Pictures appear in the records below; write out everything else exactly.
▽
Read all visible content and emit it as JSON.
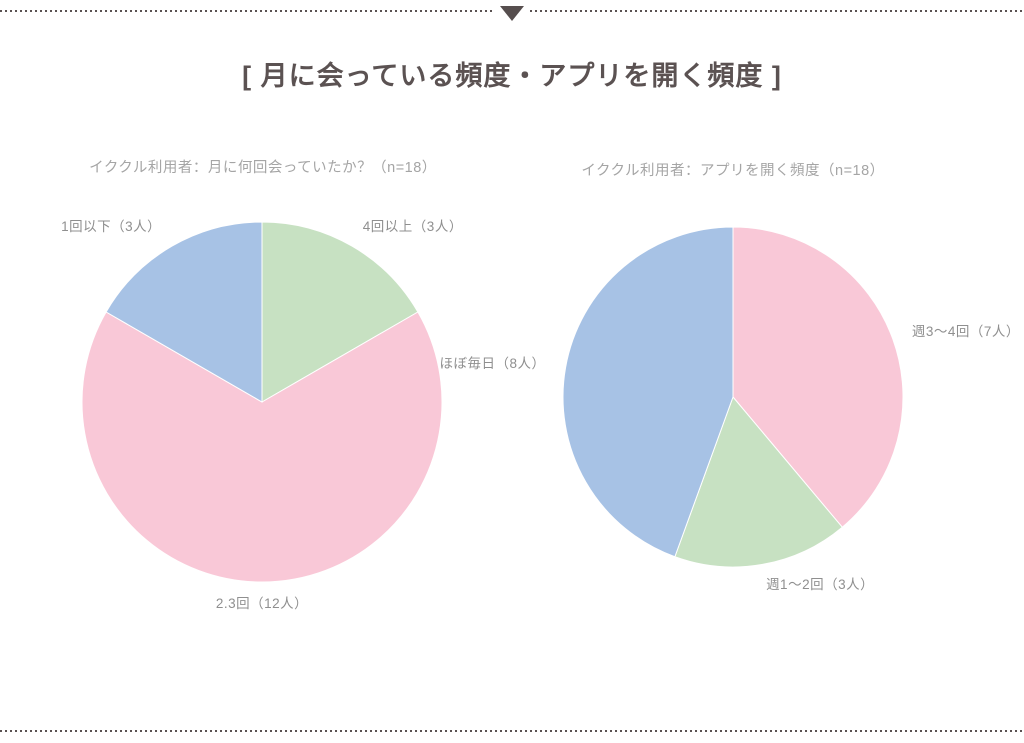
{
  "page": {
    "title": "[ 月に会っている頻度・アプリを開く頻度 ]"
  },
  "colors": {
    "title": "#5b5252",
    "divider_dots": "#5a5252",
    "triangle": "#564e4e",
    "subtitle": "#a5a5a5",
    "percent_label": "#8b8b8b",
    "outer_label": "#8f8f8f",
    "pie_blue": "#a7c2e5",
    "pie_green": "#c7e1c2",
    "pie_pink": "#f9c8d7"
  },
  "chart_data": [
    {
      "type": "pie",
      "title": "イククル利用者：月に何回会っていたか？（n=18）",
      "n": 18,
      "start_angle_deg": 0,
      "direction": "clockwise",
      "label_position": "outside",
      "legend": "none",
      "slices": [
        {
          "label": "4回以上（3人）",
          "category": "4回以上",
          "count": 3,
          "pct": 16.7,
          "pct_label": "16.7%",
          "color": "#c7e1c2"
        },
        {
          "label": "2.3回（12人）",
          "category": "2.3回",
          "count": 12,
          "pct": 66.7,
          "pct_label": "66.7%",
          "color": "#f9c8d7"
        },
        {
          "label": "1回以下（3人）",
          "category": "1回以下",
          "count": 3,
          "pct": 16.7,
          "pct_label": "16.7%",
          "color": "#a7c2e5"
        }
      ]
    },
    {
      "type": "pie",
      "title": "イククル利用者：アプリを開く頻度（n=18）",
      "n": 18,
      "start_angle_deg": 0,
      "direction": "clockwise",
      "label_position": "outside",
      "legend": "none",
      "slices": [
        {
          "label": "週3〜4回（7人）",
          "category": "週3〜4回",
          "count": 7,
          "pct": 38.9,
          "pct_label": "38.9%",
          "color": "#f9c8d7"
        },
        {
          "label": "週1〜2回（3人）",
          "category": "週1〜2回",
          "count": 3,
          "pct": 16.7,
          "pct_label": "16.7%",
          "color": "#c7e1c2"
        },
        {
          "label": "ほぼ毎日（8人）",
          "category": "ほぼ毎日",
          "count": 8,
          "pct": 44.4,
          "pct_label": "44.4%",
          "color": "#a7c2e5"
        }
      ]
    }
  ]
}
△
▶ **Output below**:
Read all visible content and emit it as JSON.
{
  "page": {
    "title": "[ 月に会っている頻度・アプリを開く頻度 ]"
  },
  "colors": {
    "title": "#5b5252",
    "divider_dots": "#5a5252",
    "triangle": "#564e4e",
    "subtitle": "#a5a5a5",
    "percent_label": "#8b8b8b",
    "outer_label": "#8f8f8f",
    "pie_blue": "#a7c2e5",
    "pie_green": "#c7e1c2",
    "pie_pink": "#f9c8d7"
  },
  "chart_data": [
    {
      "type": "pie",
      "title": "イククル利用者：月に何回会っていたか？（n=18）",
      "n": 18,
      "start_angle_deg": 0,
      "direction": "clockwise",
      "label_position": "outside",
      "legend": "none",
      "slices": [
        {
          "label": "4回以上（3人）",
          "category": "4回以上",
          "count": 3,
          "pct": 16.7,
          "pct_label": "16.7%",
          "color": "#c7e1c2"
        },
        {
          "label": "2.3回（12人）",
          "category": "2.3回",
          "count": 12,
          "pct": 66.7,
          "pct_label": "66.7%",
          "color": "#f9c8d7"
        },
        {
          "label": "1回以下（3人）",
          "category": "1回以下",
          "count": 3,
          "pct": 16.7,
          "pct_label": "16.7%",
          "color": "#a7c2e5"
        }
      ]
    },
    {
      "type": "pie",
      "title": "イククル利用者：アプリを開く頻度（n=18）",
      "n": 18,
      "start_angle_deg": 0,
      "direction": "clockwise",
      "label_position": "outside",
      "legend": "none",
      "slices": [
        {
          "label": "週3〜4回（7人）",
          "category": "週3〜4回",
          "count": 7,
          "pct": 38.9,
          "pct_label": "38.9%",
          "color": "#f9c8d7"
        },
        {
          "label": "週1〜2回（3人）",
          "category": "週1〜2回",
          "count": 3,
          "pct": 16.7,
          "pct_label": "16.7%",
          "color": "#c7e1c2"
        },
        {
          "label": "ほぼ毎日（8人）",
          "category": "ほぼ毎日",
          "count": 8,
          "pct": 44.4,
          "pct_label": "44.4%",
          "color": "#a7c2e5"
        }
      ]
    }
  ]
}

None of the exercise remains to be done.